Goal =
Restate all of the entries exactly, dropping any pictures they hold.

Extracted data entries
★ ★ ★ ★

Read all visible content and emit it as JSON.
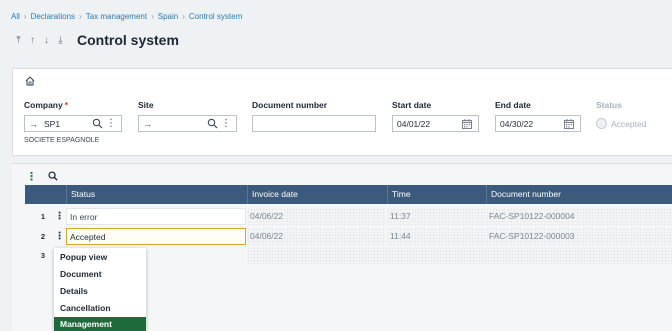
{
  "breadcrumb": [
    "All",
    "Declarations",
    "Tax management",
    "Spain",
    "Control system"
  ],
  "title": "Control system",
  "criteria": {
    "company": {
      "label": "Company",
      "required_mark": "*",
      "value": "SP1",
      "description": "SOCIETE ESPAGNOLE"
    },
    "site": {
      "label": "Site",
      "value": ""
    },
    "document_number": {
      "label": "Document number",
      "value": ""
    },
    "start_date": {
      "label": "Start date",
      "value": "04/01/22"
    },
    "end_date": {
      "label": "End date",
      "value": "04/30/22"
    },
    "status": {
      "label": "Status",
      "option": "Accepted"
    }
  },
  "grid": {
    "columns": [
      "Status",
      "Invoice date",
      "Time",
      "Document number"
    ],
    "rows": [
      {
        "num": "1",
        "status": "In error",
        "invoice_date": "04/06/22",
        "time": "11:37",
        "document_number": "FAC-SP10122-000004"
      },
      {
        "num": "2",
        "status": "Accepted",
        "invoice_date": "04/06/22",
        "time": "11:44",
        "document_number": "FAC-SP10122-000003"
      },
      {
        "num": "3",
        "status": "",
        "invoice_date": "",
        "time": "",
        "document_number": ""
      }
    ]
  },
  "context_menu": {
    "items": [
      "Popup view",
      "Document",
      "Details",
      "Cancellation",
      "Management"
    ],
    "highlighted": "Management"
  },
  "colors": {
    "link": "#2a7ab0",
    "grid_header": "#3c5a7b",
    "menu_highlight": "#1d6a3a",
    "required": "#d33a3a",
    "active_cell_border": "#d4a72c"
  }
}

★ ★ ★ ★

Answer for the task =
Read all visible content and emit it as JSON.
{
  "breadcrumb": [
    "All",
    "Declarations",
    "Tax management",
    "Spain",
    "Control system"
  ],
  "title": "Control system",
  "criteria": {
    "company": {
      "label": "Company",
      "required_mark": "*",
      "value": "SP1",
      "description": "SOCIETE ESPAGNOLE"
    },
    "site": {
      "label": "Site",
      "value": ""
    },
    "document_number": {
      "label": "Document number",
      "value": ""
    },
    "start_date": {
      "label": "Start date",
      "value": "04/01/22"
    },
    "end_date": {
      "label": "End date",
      "value": "04/30/22"
    },
    "status": {
      "label": "Status",
      "option": "Accepted"
    }
  },
  "grid": {
    "columns": [
      "Status",
      "Invoice date",
      "Time",
      "Document number"
    ],
    "rows": [
      {
        "num": "1",
        "status": "In error",
        "invoice_date": "04/06/22",
        "time": "11:37",
        "document_number": "FAC-SP10122-000004"
      },
      {
        "num": "2",
        "status": "Accepted",
        "invoice_date": "04/06/22",
        "time": "11:44",
        "document_number": "FAC-SP10122-000003"
      },
      {
        "num": "3",
        "status": "",
        "invoice_date": "",
        "time": "",
        "document_number": ""
      }
    ]
  },
  "context_menu": {
    "items": [
      "Popup view",
      "Document",
      "Details",
      "Cancellation",
      "Management"
    ],
    "highlighted": "Management"
  },
  "colors": {
    "link": "#2a7ab0",
    "grid_header": "#3c5a7b",
    "menu_highlight": "#1d6a3a",
    "required": "#d33a3a",
    "active_cell_border": "#d4a72c"
  }
}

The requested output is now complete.